Required task =>
Extract every line that includes the string "this".

Task input =>
-- -- --

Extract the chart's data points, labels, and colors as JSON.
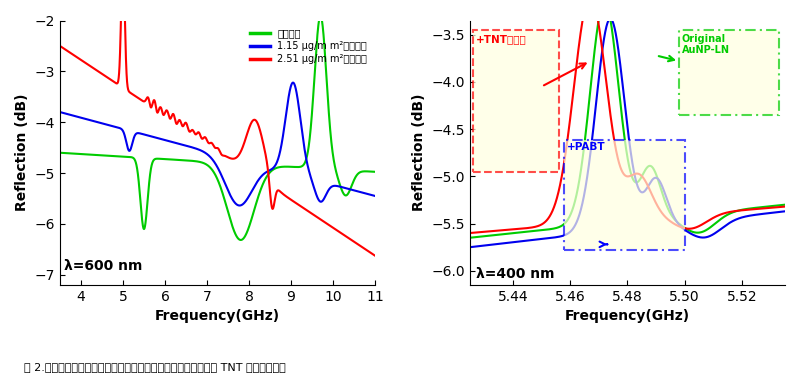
{
  "left_xlim": [
    3.5,
    11.0
  ],
  "left_ylim": [
    -7.2,
    -2.0
  ],
  "left_xlabel": "Frequency(GHz)",
  "left_ylabel": "Reflection (dB)",
  "left_lambda": "λ=600 nm",
  "right_xlim": [
    5.425,
    5.535
  ],
  "right_ylim": [
    -6.15,
    -3.35
  ],
  "right_xlabel": "Frequency(GHz)",
  "right_ylabel": "Reflection (dB)",
  "right_lambda": "λ=400 nm",
  "colors": {
    "green": "#00cc00",
    "blue": "#0000ee",
    "red": "#ff0000"
  },
  "legend_label0": "初始状态",
  "legend_label1": "1.15 μg/m m²质量负载",
  "legend_label2": "2.51 μg/m m²质量负载",
  "right_label_tnt": "+TNT爆炸物",
  "right_label_pabt": "+PABT",
  "right_label_original": "Original\nAuNP-LN",
  "caption": "图 2.基于超高频声表面波器件电极质量负载效应的微质量探测和 TNT 超灵敏性检测",
  "fig_width": 8.0,
  "fig_height": 3.76
}
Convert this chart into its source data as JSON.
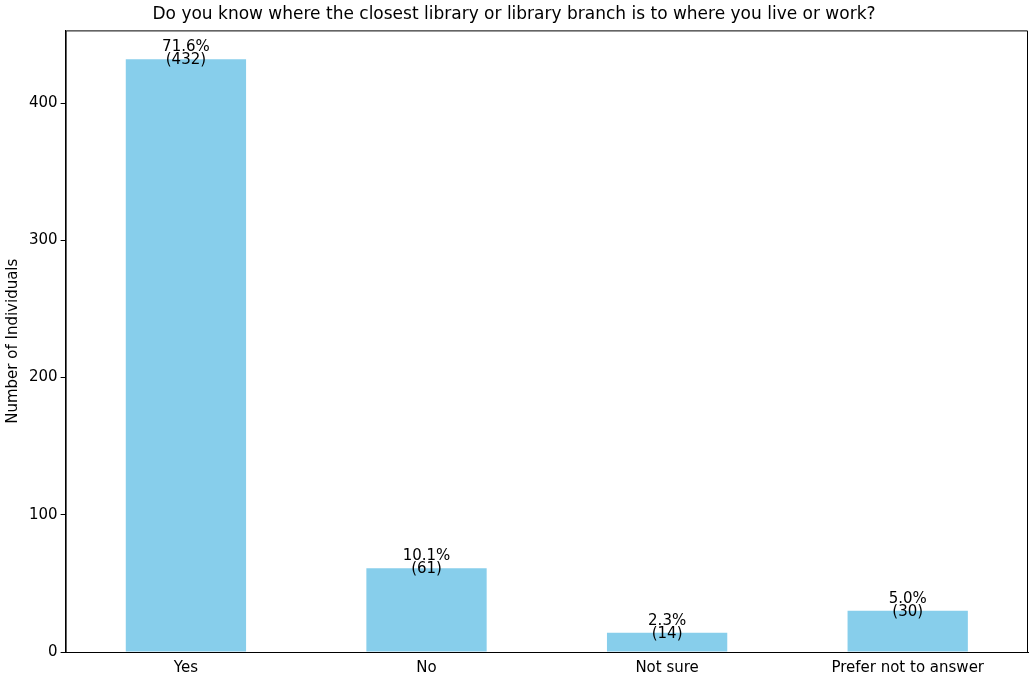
{
  "chart_data": {
    "type": "bar",
    "title": "Do you know where the closest library or library branch is to where you live or work?",
    "ylabel": "Number of Individuals",
    "categories": [
      "Yes",
      "No",
      "Not sure",
      "Prefer not to answer"
    ],
    "values": [
      432,
      61,
      14,
      30
    ],
    "value_labels": [
      "71.6%\n(432)",
      "10.1%\n(61)",
      "2.3%\n(14)",
      "5.0%\n(30)"
    ],
    "color": "#87ceeb",
    "ylim": [
      0,
      453
    ],
    "yticks": [
      0,
      100,
      200,
      300,
      400
    ],
    "grid": false,
    "legend": false
  }
}
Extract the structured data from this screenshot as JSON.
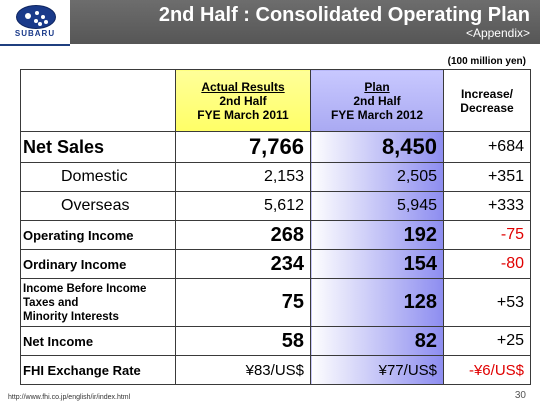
{
  "logo": {
    "text": "SUBARU"
  },
  "header": {
    "title": "2nd Half : Consolidated Operating Plan",
    "subtitle": "<Appendix>"
  },
  "unit_note": "(100 million yen)",
  "columns": {
    "actual": [
      "Actual Results",
      "2nd Half",
      "FYE March 2011"
    ],
    "plan": [
      "Plan",
      "2nd Half",
      "FYE March 2012"
    ],
    "change": [
      "Increase/",
      "Decrease"
    ]
  },
  "rows": [
    {
      "label": [
        "Net Sales"
      ],
      "actual": "7,766",
      "plan": "8,450",
      "change": "+684"
    },
    {
      "label": [
        "Domestic"
      ],
      "actual": "2,153",
      "plan": "2,505",
      "change": "+351"
    },
    {
      "label": [
        "Overseas"
      ],
      "actual": "5,612",
      "plan": "5,945",
      "change": "+333"
    },
    {
      "label": [
        "Operating Income"
      ],
      "actual": "268",
      "plan": "192",
      "change": "-75"
    },
    {
      "label": [
        "Ordinary Income"
      ],
      "actual": "234",
      "plan": "154",
      "change": "-80"
    },
    {
      "label": [
        "Income Before Income",
        "Taxes and",
        "Minority Interests"
      ],
      "actual": "75",
      "plan": "128",
      "change": "+53"
    },
    {
      "label": [
        "Net Income"
      ],
      "actual": "58",
      "plan": "82",
      "change": "+25"
    },
    {
      "label": [
        "FHI Exchange Rate"
      ],
      "actual": "¥83/US$",
      "plan": "¥77/US$",
      "change": "-¥6/US$"
    }
  ],
  "colors": {
    "negative": "#e00000",
    "header_bg": "#5f5f5f",
    "actual_header": "#ffff66",
    "plan_header": "#a9a9f2",
    "plan_cell": "#8d8df0"
  },
  "footer": {
    "url": "http://www.fhi.co.jp/english/ir/index.html",
    "page": "30"
  }
}
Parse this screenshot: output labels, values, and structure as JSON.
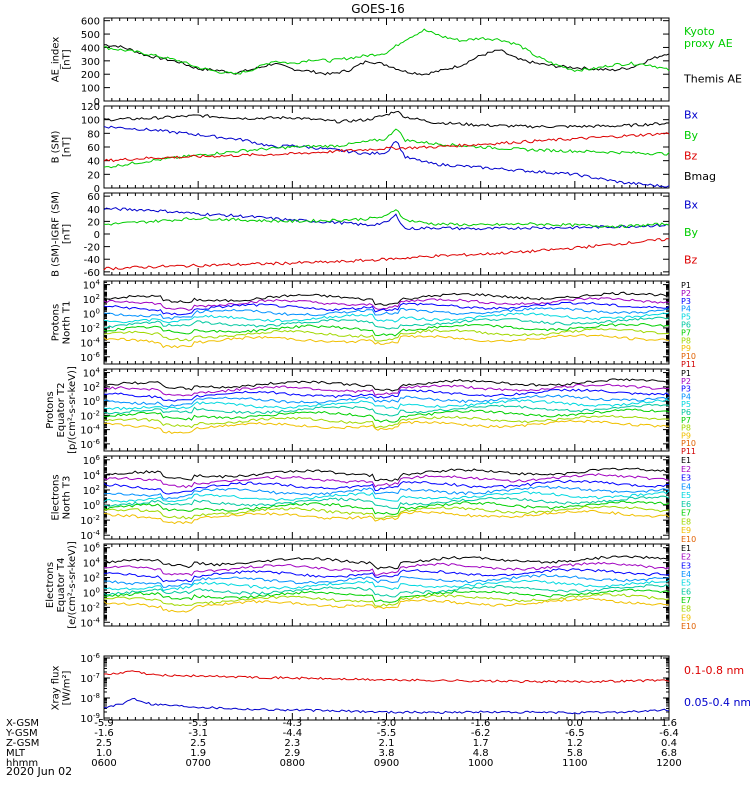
{
  "title": "GOES-16",
  "date": "2020 Jun 02",
  "colors": {
    "black": "#000000",
    "red": "#dd0000",
    "green": "#00cc00",
    "blue": "#0000cc",
    "band": [
      "#000000",
      "#a000c0",
      "#0000ff",
      "#0090ff",
      "#00d8e0",
      "#00c8a0",
      "#00d000",
      "#a0d800",
      "#f0c000",
      "#e06000",
      "#d00000"
    ]
  },
  "chart_data": [
    {
      "type": "line",
      "panel": "ae",
      "ylabel": [
        "AE_index",
        "[nT]"
      ],
      "ytick_labels": [
        "0",
        "100",
        "200",
        "300",
        "400",
        "500",
        "600"
      ],
      "ylim": [
        0,
        620
      ],
      "legend": [
        {
          "name": "Kyoto\nproxy AE",
          "lines": [
            "Kyoto",
            "proxy AE"
          ],
          "color": "green"
        },
        {
          "name": "Themis AE",
          "lines": [
            "Themis AE"
          ],
          "color": "black"
        }
      ],
      "series": [
        {
          "name": "Themis AE",
          "color": "black",
          "x": [
            6.0,
            6.15,
            6.3,
            6.45,
            6.6,
            6.8,
            7.0,
            7.2,
            7.4,
            7.6,
            7.8,
            8.0,
            8.2,
            8.4,
            8.6,
            8.8,
            9.0,
            9.2,
            9.4,
            9.6,
            9.8,
            10.0,
            10.2,
            10.4,
            10.6,
            10.8,
            11.0,
            11.2,
            11.4,
            11.6,
            11.8,
            12.0
          ],
          "y": [
            420,
            410,
            380,
            340,
            320,
            290,
            240,
            230,
            210,
            240,
            280,
            240,
            220,
            200,
            230,
            300,
            270,
            220,
            200,
            230,
            270,
            340,
            380,
            310,
            280,
            260,
            250,
            240,
            230,
            250,
            310,
            360
          ]
        },
        {
          "name": "Kyoto proxy AE",
          "color": "green",
          "x": [
            6.0,
            6.2,
            6.4,
            6.6,
            6.8,
            7.0,
            7.2,
            7.4,
            7.6,
            7.8,
            8.0,
            8.2,
            8.4,
            8.6,
            8.8,
            9.0,
            9.2,
            9.4,
            9.6,
            9.8,
            10.0,
            10.2,
            10.4,
            10.6,
            10.8,
            11.0,
            11.2,
            11.4,
            11.6,
            11.8,
            12.0
          ],
          "y": [
            400,
            380,
            360,
            330,
            300,
            250,
            220,
            200,
            240,
            300,
            280,
            310,
            300,
            320,
            340,
            360,
            460,
            530,
            480,
            450,
            470,
            460,
            420,
            330,
            270,
            230,
            240,
            270,
            280,
            270,
            230
          ]
        }
      ]
    },
    {
      "type": "line",
      "panel": "bgsm",
      "ylabel": [
        "B (SM)",
        "[nT]"
      ],
      "ytick_labels": [
        "0",
        "20",
        "40",
        "60",
        "80",
        "100",
        "120"
      ],
      "ylim": [
        0,
        120
      ],
      "legend": [
        {
          "name": "Bx",
          "lines": [
            "Bx"
          ],
          "color": "blue"
        },
        {
          "name": "By",
          "lines": [
            "By"
          ],
          "color": "green"
        },
        {
          "name": "Bz",
          "lines": [
            "Bz"
          ],
          "color": "red"
        },
        {
          "name": "Bmag",
          "lines": [
            "Bmag"
          ],
          "color": "black"
        }
      ],
      "series": [
        {
          "name": "Bmag",
          "color": "black",
          "x": [
            6.0,
            6.5,
            7.0,
            7.5,
            8.0,
            8.5,
            8.8,
            9.0,
            9.1,
            9.2,
            9.5,
            10.0,
            10.5,
            11.0,
            11.5,
            12.0
          ],
          "y": [
            100,
            102,
            106,
            102,
            103,
            97,
            100,
            107,
            113,
            104,
            96,
            92,
            90,
            90,
            91,
            95
          ]
        },
        {
          "name": "Bx",
          "color": "blue",
          "x": [
            6.0,
            6.5,
            7.0,
            7.5,
            7.8,
            8.0,
            8.5,
            8.8,
            9.0,
            9.1,
            9.2,
            9.5,
            10.0,
            10.5,
            11.0,
            11.5,
            12.0
          ],
          "y": [
            90,
            85,
            78,
            70,
            60,
            62,
            55,
            50,
            52,
            70,
            45,
            35,
            30,
            25,
            20,
            8,
            2
          ]
        },
        {
          "name": "By",
          "color": "green",
          "x": [
            6.0,
            6.5,
            7.0,
            7.5,
            8.0,
            8.5,
            8.8,
            9.0,
            9.1,
            9.2,
            9.5,
            10.0,
            10.5,
            11.0,
            11.5,
            12.0
          ],
          "y": [
            30,
            40,
            48,
            55,
            60,
            62,
            68,
            72,
            88,
            70,
            65,
            60,
            56,
            54,
            52,
            50
          ]
        },
        {
          "name": "Bz",
          "color": "red",
          "x": [
            6.0,
            6.5,
            7.0,
            7.5,
            8.0,
            8.5,
            9.0,
            9.5,
            10.0,
            10.5,
            11.0,
            11.5,
            12.0
          ],
          "y": [
            40,
            44,
            46,
            48,
            50,
            54,
            58,
            60,
            64,
            68,
            72,
            76,
            80
          ]
        }
      ]
    },
    {
      "type": "line",
      "panel": "bigrf",
      "ylabel": [
        "B (SM)-IGRF (SM)",
        "[nT]"
      ],
      "ytick_labels": [
        "-60",
        "-40",
        "-20",
        "0",
        "20",
        "40",
        "60"
      ],
      "ylim": [
        -65,
        65
      ],
      "legend": [
        {
          "name": "Bx",
          "lines": [
            "Bx"
          ],
          "color": "blue"
        },
        {
          "name": "By",
          "lines": [
            "By"
          ],
          "color": "green"
        },
        {
          "name": "Bz",
          "lines": [
            "Bz"
          ],
          "color": "red"
        }
      ],
      "series": [
        {
          "name": "Bx",
          "color": "blue",
          "x": [
            6.0,
            6.5,
            7.0,
            7.5,
            8.0,
            8.5,
            8.8,
            9.0,
            9.1,
            9.2,
            9.5,
            10.0,
            10.5,
            11.0,
            11.5,
            12.0
          ],
          "y": [
            40,
            38,
            32,
            28,
            22,
            18,
            14,
            18,
            30,
            8,
            10,
            8,
            10,
            10,
            12,
            14
          ]
        },
        {
          "name": "By",
          "color": "green",
          "x": [
            6.0,
            6.5,
            7.0,
            7.5,
            8.0,
            8.5,
            8.8,
            9.0,
            9.1,
            9.2,
            9.5,
            10.0,
            10.5,
            11.0,
            11.5,
            12.0
          ],
          "y": [
            15,
            20,
            25,
            22,
            20,
            22,
            24,
            28,
            40,
            22,
            16,
            14,
            16,
            14,
            12,
            16
          ]
        },
        {
          "name": "Bz",
          "color": "red",
          "x": [
            6.0,
            6.5,
            7.0,
            7.5,
            8.0,
            8.5,
            9.0,
            9.5,
            10.0,
            10.5,
            11.0,
            11.5,
            12.0
          ],
          "y": [
            -55,
            -52,
            -50,
            -48,
            -46,
            -44,
            -40,
            -35,
            -32,
            -28,
            -22,
            -15,
            -8
          ]
        }
      ]
    },
    {
      "type": "line",
      "panel": "protons_t1",
      "ylabel": [
        "Protons",
        "North T1"
      ],
      "log": true,
      "ytick_labels": [
        "10^-6",
        "10^-4",
        "10^-2",
        "10^0",
        "10^2",
        "10^4"
      ],
      "ylim": [
        -7,
        4.5
      ],
      "legend_channels": [
        "P1",
        "P2",
        "P3",
        "P4",
        "P5",
        "P6",
        "P7",
        "P8",
        "P9",
        "P10",
        "P11"
      ],
      "channel_levels": [
        2.0,
        1.3,
        0.7,
        0.0,
        -0.8,
        -1.5,
        -2.3,
        -3.0,
        -3.8
      ],
      "channel_count": 9
    },
    {
      "type": "line",
      "panel": "protons_t2",
      "ylabel": [
        "Protons",
        "Equator T2",
        "[p/(cm²-s-sr-keV)]"
      ],
      "log": true,
      "ytick_labels": [
        "10^-6",
        "10^-4",
        "10^-2",
        "10^0",
        "10^2",
        "10^4"
      ],
      "ylim": [
        -7,
        4.5
      ],
      "legend_channels": [
        "P1",
        "P2",
        "P3",
        "P4",
        "P5",
        "P6",
        "P7",
        "P8",
        "P9",
        "P10",
        "P11"
      ],
      "channel_levels": [
        2.2,
        1.5,
        0.8,
        0.0,
        -0.7,
        -1.4,
        -2.1,
        -2.9,
        -3.6
      ],
      "channel_count": 9
    },
    {
      "type": "line",
      "panel": "electrons_t3",
      "ylabel": [
        "Electrons",
        "North T3"
      ],
      "log": true,
      "ytick_labels": [
        "10^-4",
        "10^-2",
        "10^0",
        "10^2",
        "10^4",
        "10^6"
      ],
      "ylim": [
        -4.5,
        6.5
      ],
      "legend_channels": [
        "E1",
        "E2",
        "E3",
        "E4",
        "E5",
        "E6",
        "E7",
        "E8",
        "E9",
        "E10"
      ],
      "channel_levels": [
        4.0,
        3.2,
        2.4,
        1.6,
        0.9,
        0.2,
        -0.4,
        -1.0,
        -1.6
      ],
      "channel_count": 9
    },
    {
      "type": "line",
      "panel": "electrons_t4",
      "ylabel": [
        "Electrons",
        "Equator T4",
        "[e/(cm²-s-sr-keV)]"
      ],
      "log": true,
      "ytick_labels": [
        "10^-4",
        "10^-2",
        "10^0",
        "10^2",
        "10^4",
        "10^6"
      ],
      "ylim": [
        -4.5,
        6.5
      ],
      "legend_channels": [
        "E1",
        "E2",
        "E3",
        "E4",
        "E5",
        "E6",
        "E7",
        "E8",
        "E9",
        "E10"
      ],
      "channel_levels": [
        4.0,
        3.1,
        2.3,
        1.5,
        0.8,
        0.1,
        -0.5,
        -1.1,
        -1.7
      ],
      "channel_count": 9
    },
    {
      "type": "line",
      "panel": "xray",
      "ylabel": [
        "Xray flux",
        "[W/m²]"
      ],
      "log": true,
      "ytick_labels": [
        "10^-9",
        "10^-8",
        "10^-7",
        "10^-6"
      ],
      "ylim": [
        -9.1,
        -5.9
      ],
      "legend": [
        {
          "name": "0.1-0.8 nm",
          "lines": [
            "0.1-0.8 nm"
          ],
          "color": "red"
        },
        {
          "name": "0.05-0.4 nm",
          "lines": [
            "0.05-0.4 nm"
          ],
          "color": "blue"
        }
      ],
      "series": [
        {
          "name": "0.1-0.8 nm",
          "color": "red",
          "x": [
            6.0,
            6.2,
            6.3,
            6.5,
            7.0,
            7.5,
            8.0,
            8.5,
            9.0,
            9.5,
            10.0,
            10.5,
            11.0,
            11.5,
            12.0
          ],
          "y": [
            -6.85,
            -6.75,
            -6.65,
            -6.85,
            -6.9,
            -6.95,
            -7.0,
            -7.05,
            -7.1,
            -7.12,
            -7.15,
            -7.18,
            -7.18,
            -7.15,
            -7.1
          ]
        },
        {
          "name": "0.05-0.4 nm",
          "color": "blue",
          "x": [
            6.0,
            6.2,
            6.3,
            6.5,
            7.0,
            7.5,
            8.0,
            8.5,
            9.0,
            9.5,
            10.0,
            10.5,
            11.0,
            11.5,
            12.0
          ],
          "y": [
            -8.5,
            -8.3,
            -8.0,
            -8.3,
            -8.45,
            -8.55,
            -8.6,
            -8.65,
            -8.7,
            -8.72,
            -8.7,
            -8.72,
            -8.74,
            -8.7,
            -8.6
          ]
        }
      ]
    }
  ],
  "x_axis": {
    "xlim": [
      6.0,
      12.0
    ],
    "ticks": [
      6,
      7,
      8,
      9,
      10,
      11,
      12
    ],
    "rows": [
      {
        "label": "X-GSM",
        "values": [
          "-5.9",
          "-5.3",
          "-4.3",
          "-3.0",
          "-1.6",
          "0.0",
          "1.6"
        ]
      },
      {
        "label": "Y-GSM",
        "values": [
          "-1.6",
          "-3.1",
          "-4.4",
          "-5.5",
          "-6.2",
          "-6.5",
          "-6.4"
        ]
      },
      {
        "label": "Z-GSM",
        "values": [
          "2.5",
          "2.5",
          "2.3",
          "2.1",
          "1.7",
          "1.2",
          "0.4"
        ]
      },
      {
        "label": "MLT",
        "values": [
          "1.0",
          "1.9",
          "2.9",
          "3.8",
          "4.8",
          "5.8",
          "6.8"
        ]
      },
      {
        "label": "hhmm",
        "values": [
          "0600",
          "0700",
          "0800",
          "0900",
          "1000",
          "1100",
          "1200"
        ]
      }
    ]
  }
}
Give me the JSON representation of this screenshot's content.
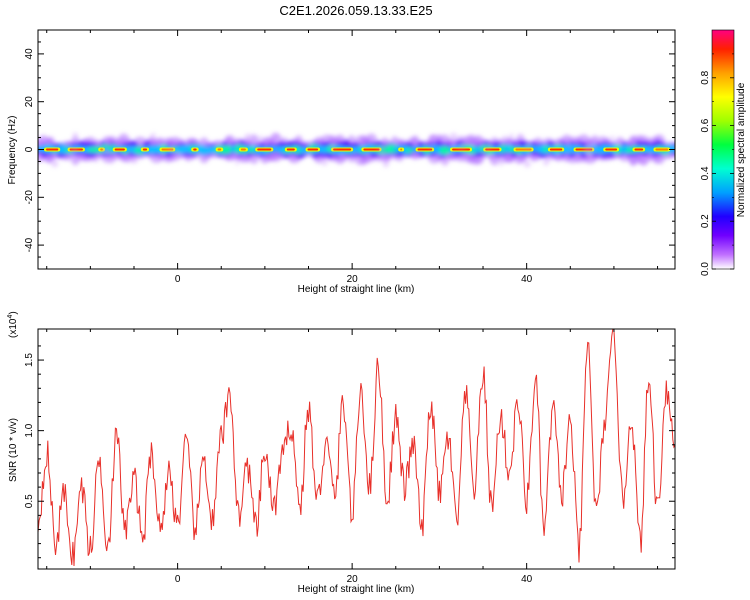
{
  "title": "C2E1.2026.059.13.33.E25",
  "colors": {
    "snr_line": "#e8302a",
    "ridge_dark": "#1a00ff",
    "background": "#ffffff"
  },
  "chart_data": [
    {
      "type": "heatmap",
      "name": "spectrogram",
      "xlabel": "Height of straight line (km)",
      "ylabel": "Frequency (Hz)",
      "xlim": [
        -16,
        57
      ],
      "ylim": [
        -50,
        50
      ],
      "x_ticks": [
        0,
        20,
        40
      ],
      "y_ticks": [
        -40,
        -20,
        0,
        20,
        40
      ],
      "x_tick_labels": [
        "0",
        "20",
        "40"
      ],
      "y_tick_labels": [
        "-40",
        "-20",
        "0",
        "20",
        "40"
      ],
      "ridge_frequency_hz": 0,
      "colorbar": {
        "label": "Normalized spectral amplitude",
        "range": [
          0,
          1
        ],
        "ticks": [
          0.0,
          0.2,
          0.4,
          0.6,
          0.8
        ],
        "tick_labels": [
          "0.0",
          "0.2",
          "0.4",
          "0.6",
          "0.8"
        ],
        "colormap": [
          "#ffffff",
          "#a000ff",
          "#2000ff",
          "#00b0ff",
          "#00ffd0",
          "#00ff30",
          "#b0ff00",
          "#ffff00",
          "#ff9900",
          "#ff2000",
          "#ff0080"
        ]
      }
    },
    {
      "type": "line",
      "name": "snr",
      "xlabel": "Height of straight line (km)",
      "ylabel": "SNR (10 * v/v)",
      "y_scale_factor_label": "(x10",
      "y_scale_exponent": "4",
      "y_scale_close": ")",
      "xlim": [
        -16,
        57
      ],
      "ylim": [
        0.02,
        1.72
      ],
      "x_ticks": [
        0,
        20,
        40
      ],
      "y_ticks": [
        0.5,
        1.0,
        1.5
      ],
      "x_tick_labels": [
        "0",
        "20",
        "40"
      ],
      "y_tick_labels": [
        "0.5",
        "1.0",
        "1.5"
      ],
      "x": [
        -16,
        -15,
        -14,
        -13,
        -12,
        -11,
        -10,
        -9,
        -8,
        -7,
        -6,
        -5,
        -4,
        -3,
        -2,
        -1,
        0,
        1,
        2,
        3,
        4,
        5,
        6,
        7,
        8,
        9,
        10,
        11,
        12,
        13,
        14,
        15,
        16,
        17,
        18,
        19,
        20,
        21,
        22,
        23,
        24,
        25,
        26,
        27,
        28,
        29,
        30,
        31,
        32,
        33,
        34,
        35,
        36,
        37,
        38,
        39,
        40,
        41,
        42,
        43,
        44,
        45,
        46,
        47,
        48,
        49,
        50,
        51,
        52,
        53,
        54,
        55,
        56,
        57
      ],
      "y": [
        0.35,
        0.85,
        0.2,
        0.55,
        0.12,
        0.6,
        0.15,
        0.8,
        0.2,
        0.95,
        0.3,
        0.65,
        0.25,
        0.85,
        0.3,
        0.7,
        0.35,
        0.9,
        0.3,
        0.8,
        0.35,
        0.95,
        1.25,
        0.4,
        0.75,
        0.3,
        0.85,
        0.45,
        0.8,
        1.05,
        0.45,
        1.15,
        0.5,
        0.9,
        0.55,
        1.2,
        0.4,
        1.3,
        0.6,
        1.45,
        0.5,
        1.1,
        0.6,
        0.9,
        0.3,
        1.2,
        0.55,
        0.95,
        0.35,
        1.25,
        0.6,
        1.4,
        0.45,
        1.1,
        0.7,
        1.2,
        0.5,
        1.35,
        0.3,
        1.15,
        0.55,
        1.05,
        0.15,
        1.6,
        0.4,
        1.1,
        1.7,
        0.5,
        1.1,
        0.2,
        1.35,
        0.45,
        1.3,
        0.9
      ]
    }
  ]
}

-- -- --

The reply =>
Convert this chart into its source data as JSON.
Extract the structured data from this screenshot as JSON.
Parse this screenshot: output labels, values, and structure as JSON.
Give me the JSON representation of this screenshot's content.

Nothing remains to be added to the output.